-- start of Data for this exercise --

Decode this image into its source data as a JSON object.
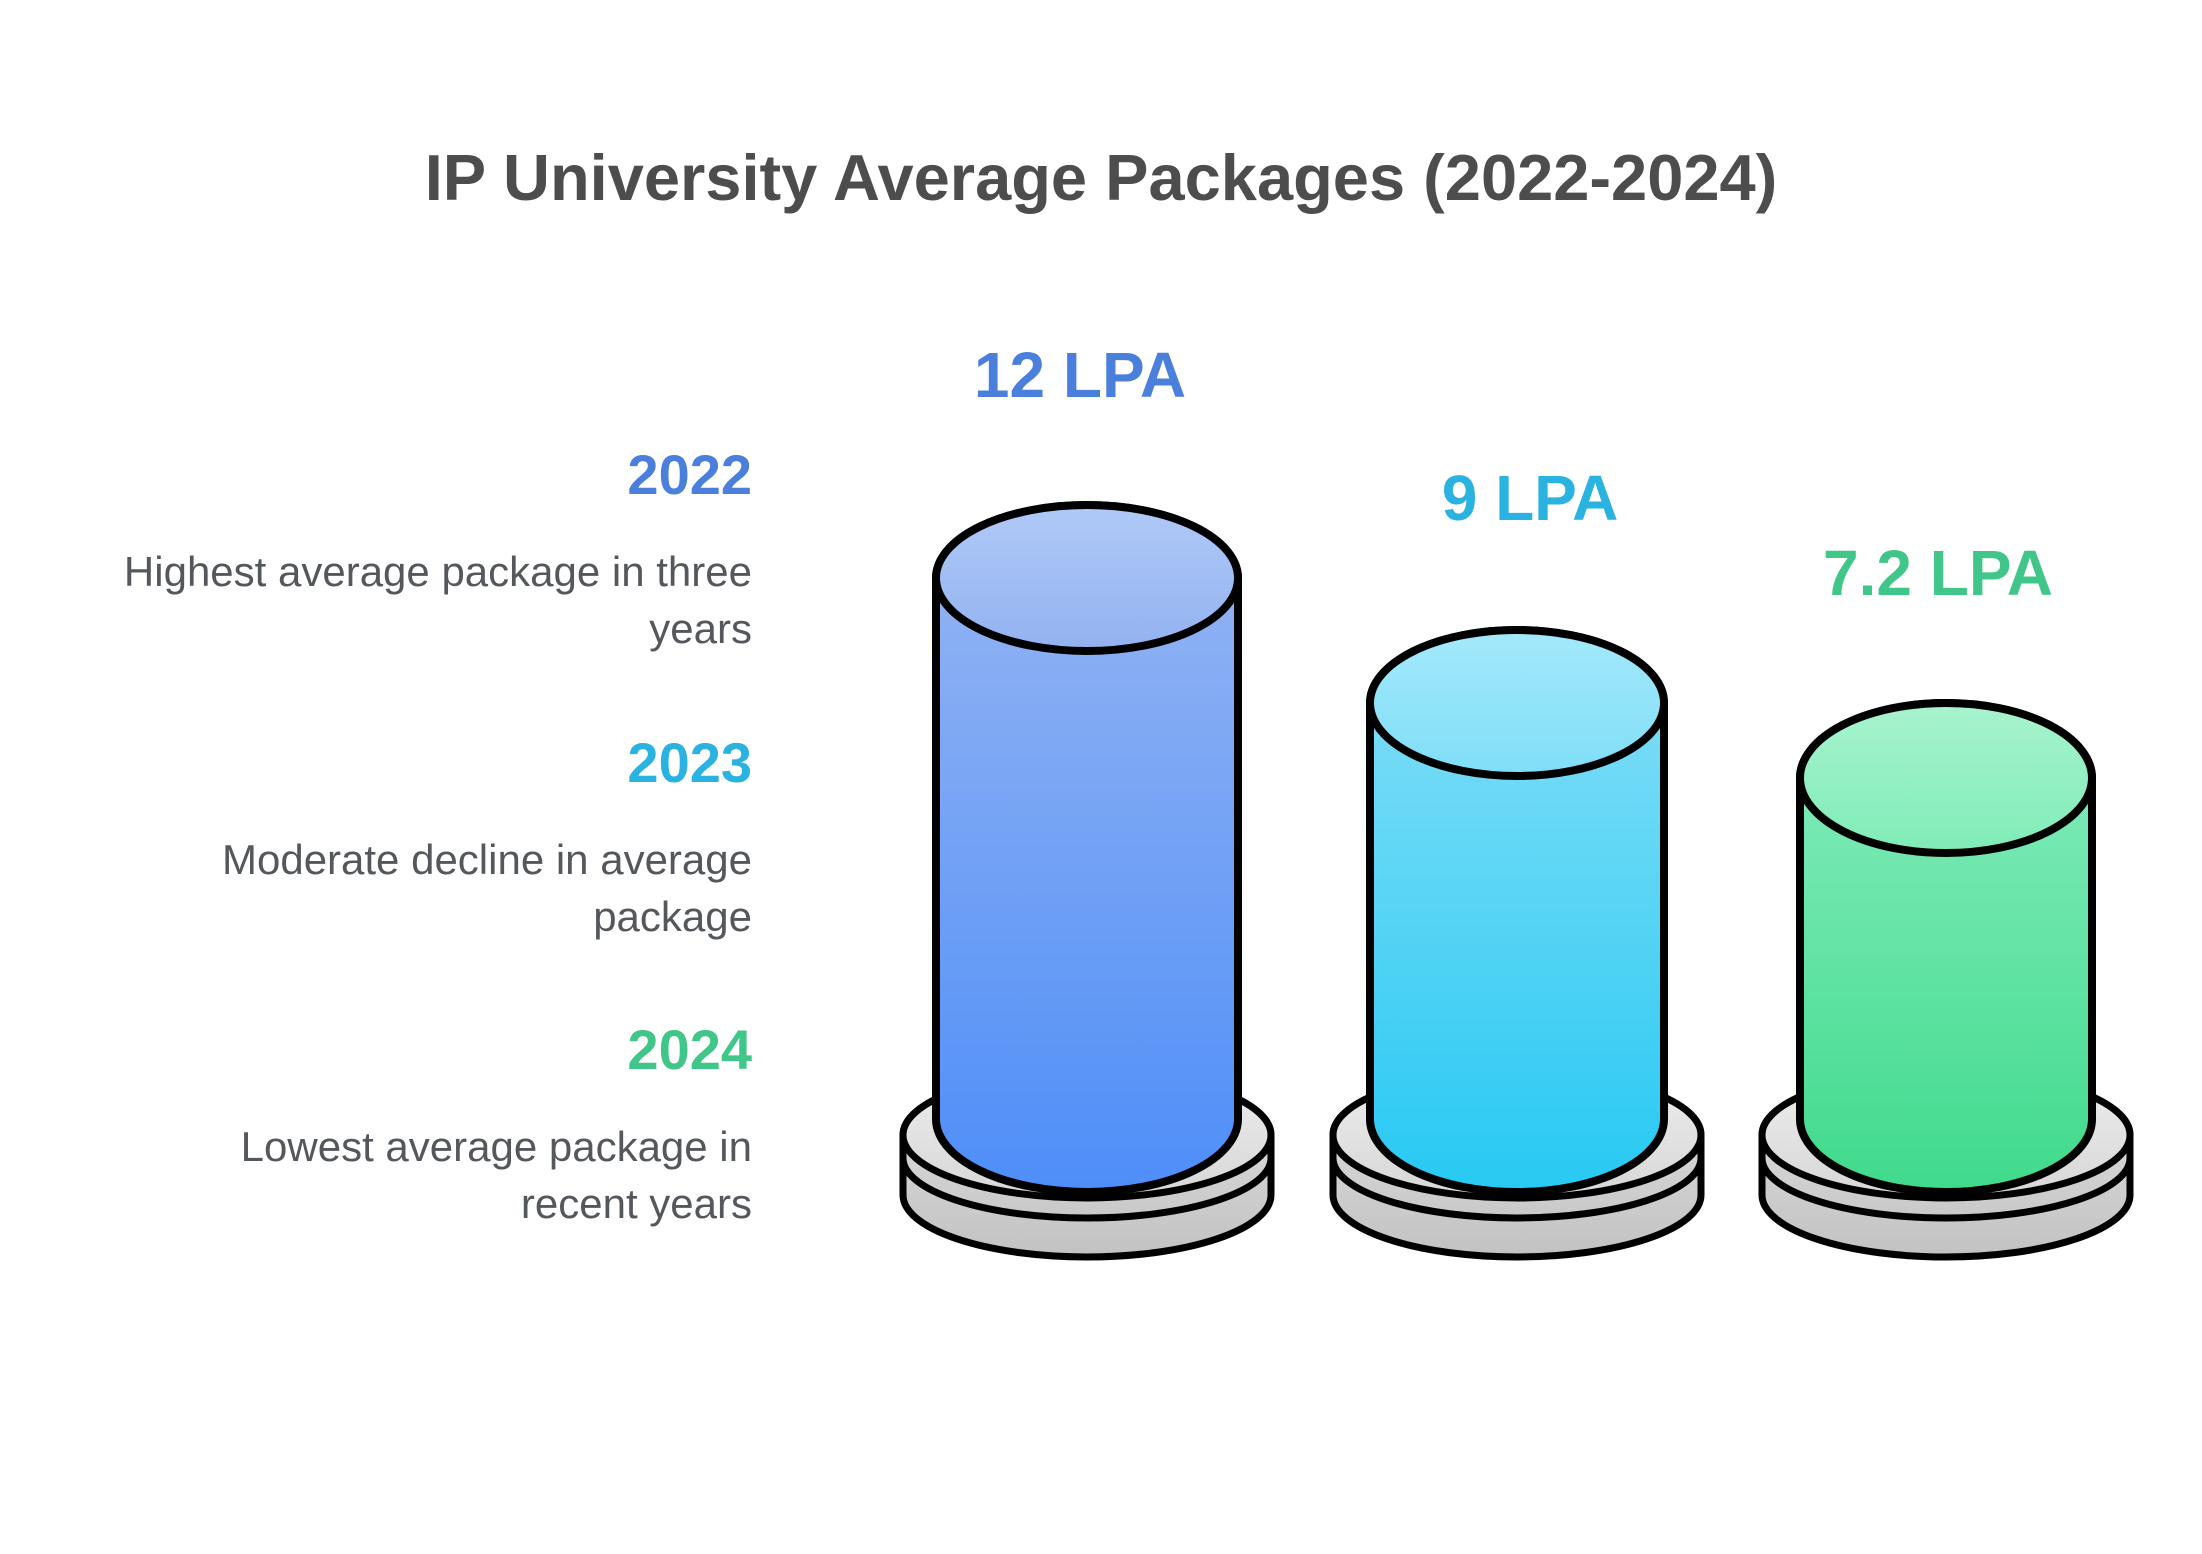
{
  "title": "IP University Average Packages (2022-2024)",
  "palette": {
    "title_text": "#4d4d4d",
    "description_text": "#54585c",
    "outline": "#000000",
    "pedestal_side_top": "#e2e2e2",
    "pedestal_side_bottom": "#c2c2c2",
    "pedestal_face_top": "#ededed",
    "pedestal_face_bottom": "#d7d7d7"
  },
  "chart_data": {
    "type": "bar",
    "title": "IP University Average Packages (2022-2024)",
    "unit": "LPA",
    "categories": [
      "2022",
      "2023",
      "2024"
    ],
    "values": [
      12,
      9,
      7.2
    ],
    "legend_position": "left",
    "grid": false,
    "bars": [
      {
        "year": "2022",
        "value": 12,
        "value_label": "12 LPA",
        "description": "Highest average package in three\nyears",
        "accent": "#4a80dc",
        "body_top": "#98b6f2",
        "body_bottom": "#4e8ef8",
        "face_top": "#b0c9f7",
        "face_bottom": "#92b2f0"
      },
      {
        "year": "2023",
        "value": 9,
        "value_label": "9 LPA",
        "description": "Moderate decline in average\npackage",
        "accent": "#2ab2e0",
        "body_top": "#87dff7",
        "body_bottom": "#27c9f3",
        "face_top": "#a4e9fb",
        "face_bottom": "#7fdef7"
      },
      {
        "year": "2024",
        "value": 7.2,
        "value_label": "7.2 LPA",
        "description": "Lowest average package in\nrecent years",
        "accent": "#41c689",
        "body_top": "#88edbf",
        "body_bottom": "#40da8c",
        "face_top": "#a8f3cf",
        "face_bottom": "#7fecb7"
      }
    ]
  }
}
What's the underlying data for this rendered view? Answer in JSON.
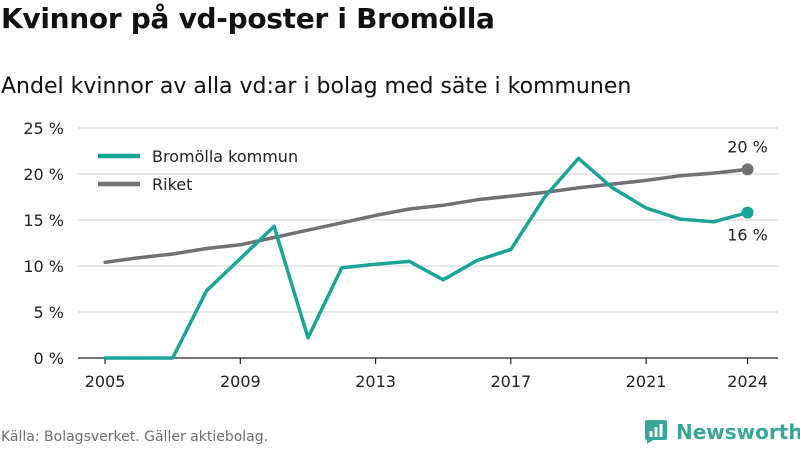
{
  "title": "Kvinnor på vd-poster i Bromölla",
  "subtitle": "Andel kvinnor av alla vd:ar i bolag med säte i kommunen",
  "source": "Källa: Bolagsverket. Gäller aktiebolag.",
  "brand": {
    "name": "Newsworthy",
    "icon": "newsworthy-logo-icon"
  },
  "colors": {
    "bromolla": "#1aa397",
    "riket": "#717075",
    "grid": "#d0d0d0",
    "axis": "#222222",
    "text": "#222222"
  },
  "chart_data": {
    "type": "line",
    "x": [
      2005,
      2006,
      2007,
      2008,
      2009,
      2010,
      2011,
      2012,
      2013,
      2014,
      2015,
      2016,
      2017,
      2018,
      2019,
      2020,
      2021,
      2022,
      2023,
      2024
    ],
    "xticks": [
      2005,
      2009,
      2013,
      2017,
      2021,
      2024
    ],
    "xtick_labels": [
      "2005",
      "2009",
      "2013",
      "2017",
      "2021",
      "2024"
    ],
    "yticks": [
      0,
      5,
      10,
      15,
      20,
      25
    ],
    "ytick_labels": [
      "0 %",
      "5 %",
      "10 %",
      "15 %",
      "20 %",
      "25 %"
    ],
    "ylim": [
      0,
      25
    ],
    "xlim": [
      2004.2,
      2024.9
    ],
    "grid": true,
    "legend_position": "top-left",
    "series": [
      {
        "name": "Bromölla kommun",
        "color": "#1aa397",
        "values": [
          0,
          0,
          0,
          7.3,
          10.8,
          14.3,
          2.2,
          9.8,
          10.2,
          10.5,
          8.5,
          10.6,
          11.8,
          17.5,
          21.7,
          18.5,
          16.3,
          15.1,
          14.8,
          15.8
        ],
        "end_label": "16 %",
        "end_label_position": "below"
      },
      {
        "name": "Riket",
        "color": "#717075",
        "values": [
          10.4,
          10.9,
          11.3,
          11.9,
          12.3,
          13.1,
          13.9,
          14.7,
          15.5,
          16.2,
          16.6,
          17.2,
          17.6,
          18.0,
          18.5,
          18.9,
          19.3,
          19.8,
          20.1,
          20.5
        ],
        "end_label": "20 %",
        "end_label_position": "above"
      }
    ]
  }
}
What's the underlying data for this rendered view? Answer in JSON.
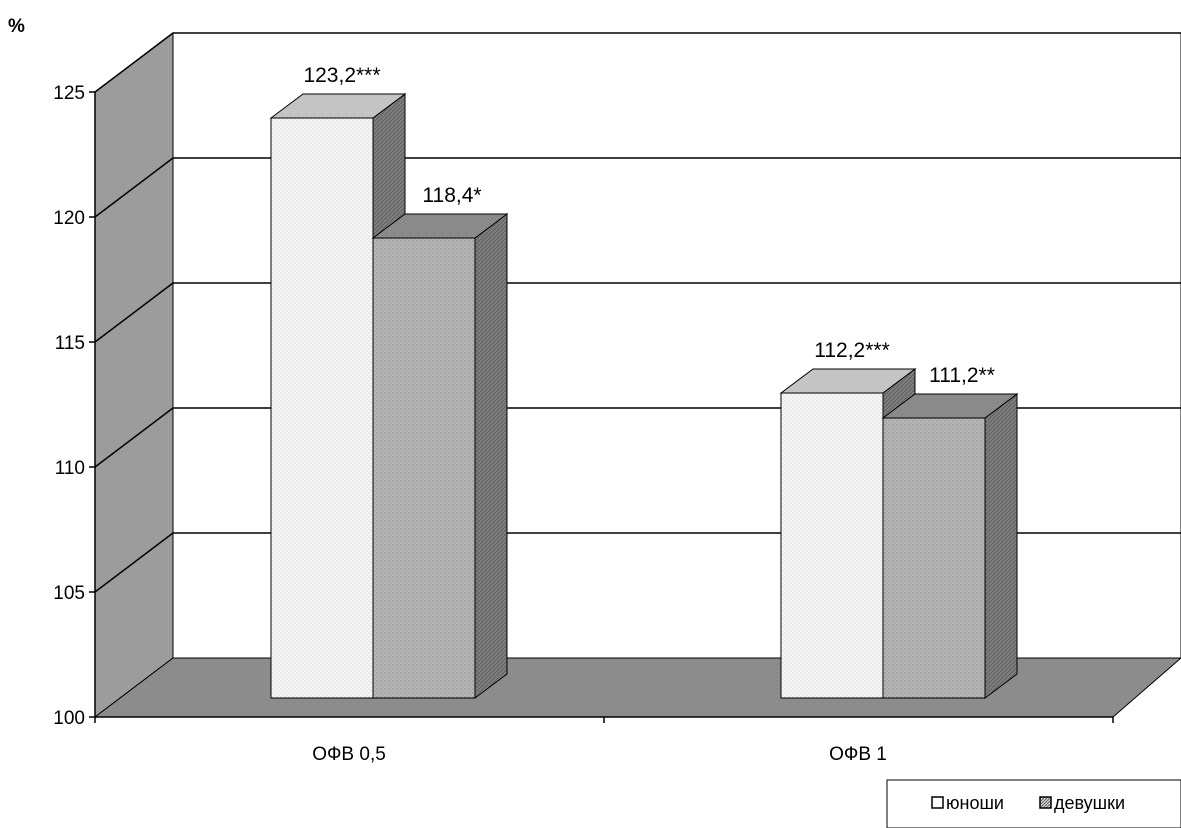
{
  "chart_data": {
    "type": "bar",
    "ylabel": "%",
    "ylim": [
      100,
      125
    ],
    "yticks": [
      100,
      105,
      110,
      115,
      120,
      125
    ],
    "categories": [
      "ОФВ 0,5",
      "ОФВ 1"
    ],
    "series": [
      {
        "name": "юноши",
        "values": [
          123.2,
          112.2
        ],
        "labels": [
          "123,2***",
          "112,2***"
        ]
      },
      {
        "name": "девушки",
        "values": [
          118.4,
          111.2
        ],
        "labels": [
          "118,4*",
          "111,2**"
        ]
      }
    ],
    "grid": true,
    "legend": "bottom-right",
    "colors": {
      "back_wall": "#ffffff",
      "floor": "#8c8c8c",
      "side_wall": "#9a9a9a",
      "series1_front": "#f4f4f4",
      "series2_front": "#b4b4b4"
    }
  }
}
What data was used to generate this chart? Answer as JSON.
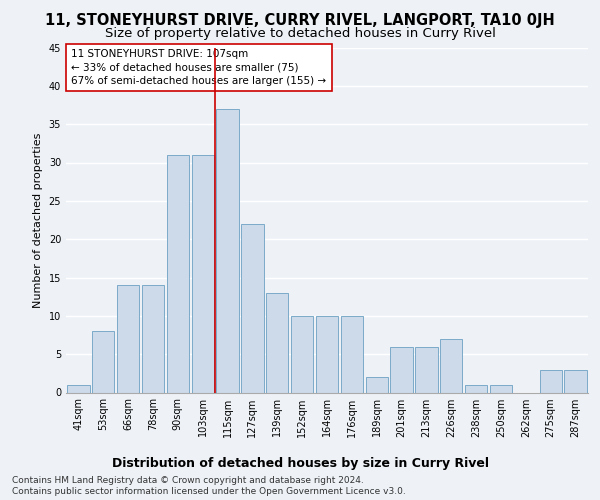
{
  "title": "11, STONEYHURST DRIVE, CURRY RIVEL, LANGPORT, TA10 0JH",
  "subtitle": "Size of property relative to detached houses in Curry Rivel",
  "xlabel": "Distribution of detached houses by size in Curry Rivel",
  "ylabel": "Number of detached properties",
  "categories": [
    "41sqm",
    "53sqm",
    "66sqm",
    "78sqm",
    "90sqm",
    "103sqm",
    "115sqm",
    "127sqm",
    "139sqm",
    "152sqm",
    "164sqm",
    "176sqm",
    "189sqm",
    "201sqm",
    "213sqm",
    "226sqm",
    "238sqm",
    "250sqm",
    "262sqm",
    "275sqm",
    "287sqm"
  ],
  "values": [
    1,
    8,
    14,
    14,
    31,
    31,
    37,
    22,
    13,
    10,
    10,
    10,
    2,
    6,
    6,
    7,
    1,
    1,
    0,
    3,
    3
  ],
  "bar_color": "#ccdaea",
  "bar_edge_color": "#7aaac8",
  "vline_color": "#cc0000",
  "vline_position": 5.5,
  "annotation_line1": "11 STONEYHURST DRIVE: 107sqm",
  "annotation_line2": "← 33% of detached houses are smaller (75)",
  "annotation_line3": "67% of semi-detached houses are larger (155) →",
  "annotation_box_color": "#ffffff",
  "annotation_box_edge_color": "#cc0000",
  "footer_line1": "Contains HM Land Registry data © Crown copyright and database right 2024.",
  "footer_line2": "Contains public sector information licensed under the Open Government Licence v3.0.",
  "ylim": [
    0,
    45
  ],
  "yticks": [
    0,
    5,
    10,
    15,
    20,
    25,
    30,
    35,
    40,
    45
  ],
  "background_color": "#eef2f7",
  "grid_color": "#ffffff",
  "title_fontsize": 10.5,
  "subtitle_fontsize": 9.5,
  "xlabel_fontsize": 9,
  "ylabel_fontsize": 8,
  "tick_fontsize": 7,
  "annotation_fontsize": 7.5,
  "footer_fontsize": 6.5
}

-- end of Data for this exercise --

(Job):
Which lines in the data above contain "Bromölla"? Show each one.

(Solution to this problem):
  "title": "Kvinnor på vd-poster i Bromölla",
        "name": "Bromölla kommun",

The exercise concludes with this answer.